### Entries supplied ###

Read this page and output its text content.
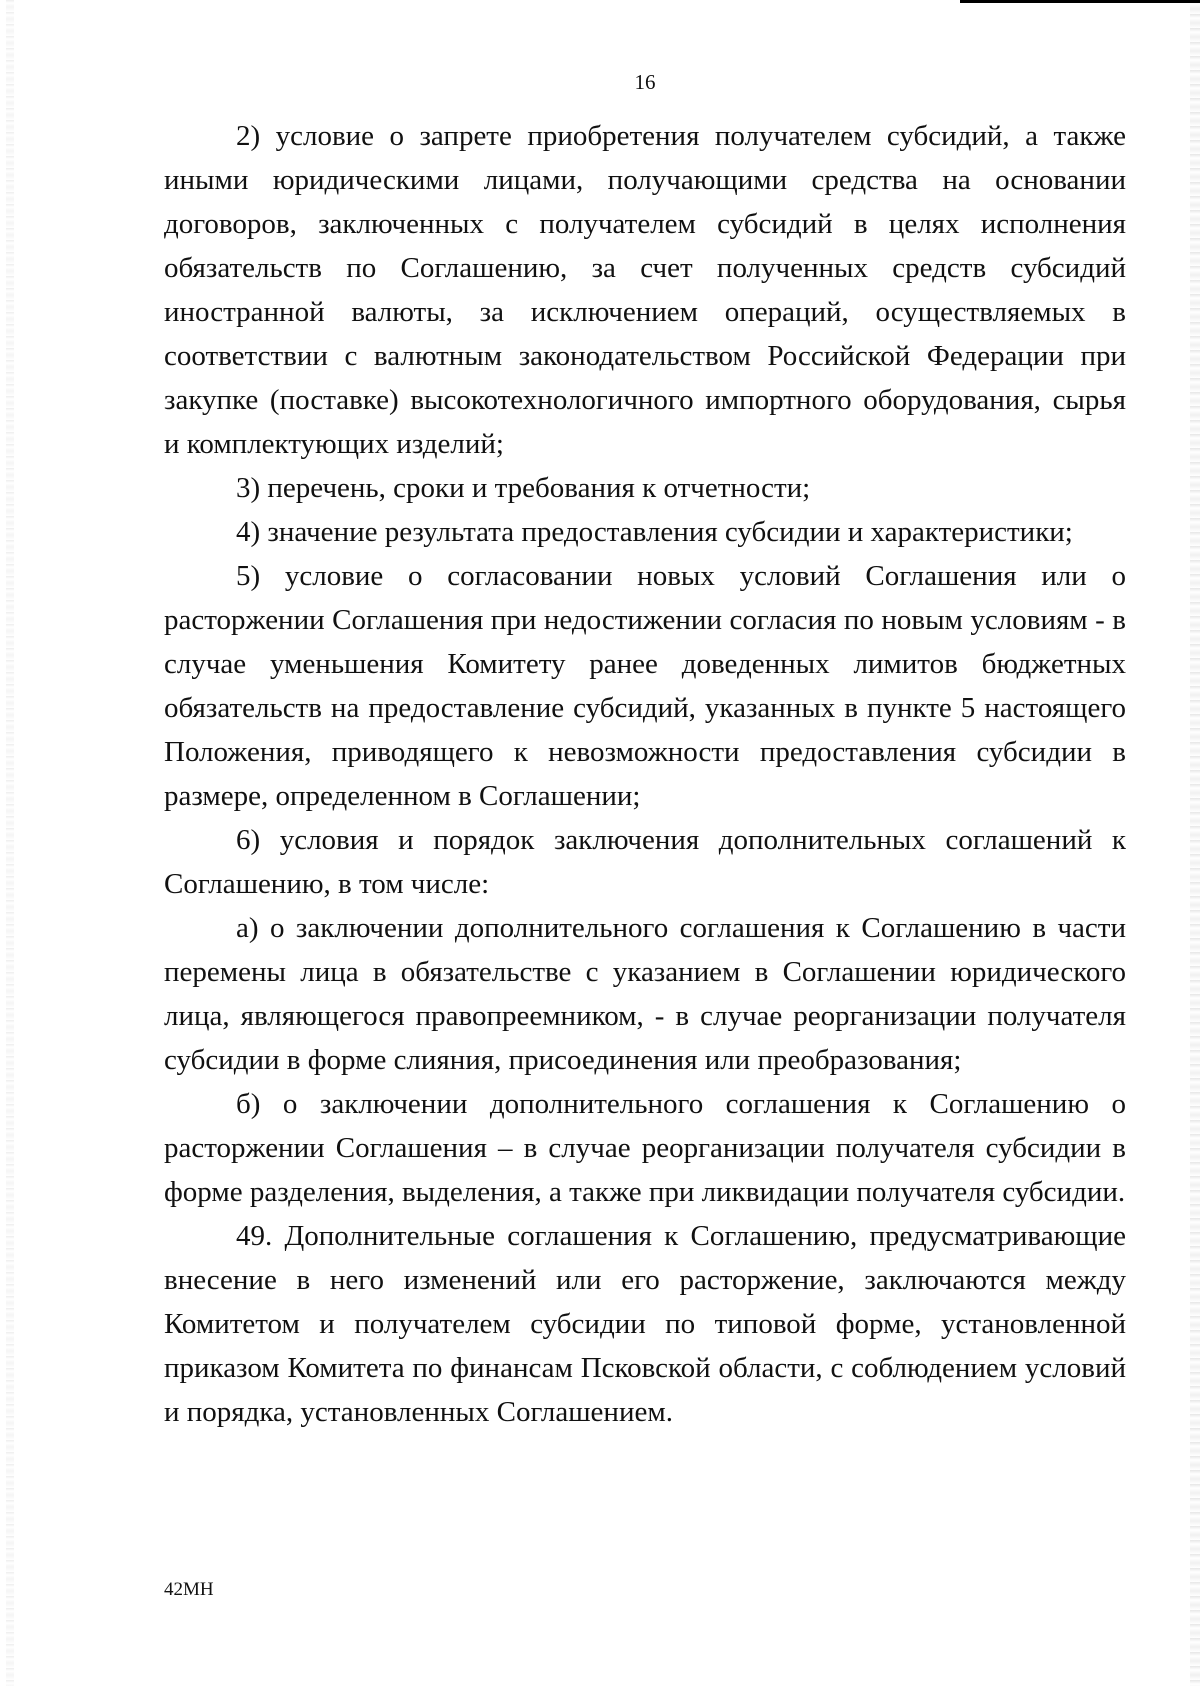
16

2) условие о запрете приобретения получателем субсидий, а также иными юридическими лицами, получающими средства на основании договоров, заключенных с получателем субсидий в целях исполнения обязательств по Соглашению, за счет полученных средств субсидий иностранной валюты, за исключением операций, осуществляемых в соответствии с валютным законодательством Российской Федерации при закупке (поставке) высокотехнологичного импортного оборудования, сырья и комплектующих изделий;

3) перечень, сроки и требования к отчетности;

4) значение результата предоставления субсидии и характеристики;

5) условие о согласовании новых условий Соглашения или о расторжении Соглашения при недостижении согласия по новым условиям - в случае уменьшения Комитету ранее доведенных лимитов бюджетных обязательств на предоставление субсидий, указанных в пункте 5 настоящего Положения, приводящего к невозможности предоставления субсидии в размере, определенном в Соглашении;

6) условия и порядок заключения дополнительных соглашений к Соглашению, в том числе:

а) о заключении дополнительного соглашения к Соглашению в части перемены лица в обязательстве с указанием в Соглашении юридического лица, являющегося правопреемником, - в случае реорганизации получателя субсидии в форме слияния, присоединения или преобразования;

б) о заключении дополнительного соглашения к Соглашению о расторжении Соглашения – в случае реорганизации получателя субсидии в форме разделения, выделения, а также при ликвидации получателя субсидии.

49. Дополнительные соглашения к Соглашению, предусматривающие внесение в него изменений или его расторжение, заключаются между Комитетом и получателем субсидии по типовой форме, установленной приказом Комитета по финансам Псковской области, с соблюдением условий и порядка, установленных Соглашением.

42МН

###

• What you need to do: Report back each line of the entries that holds the string "реорганизации".

• The response:
а) о заключении дополнительного соглашения к Соглашению в части перемены лица в обязательстве с указанием в Соглашении юридического лица, являющегося правопреемником, - в случае реорганизации получателя субсидии в форме слияния, присоединения или преобразования;
б) о заключении дополнительного соглашения к Соглашению о расторжении Соглашения – в случае реорганизации получателя субсидии в форме разделения, выделения, а также при ликвидации получателя субсидии.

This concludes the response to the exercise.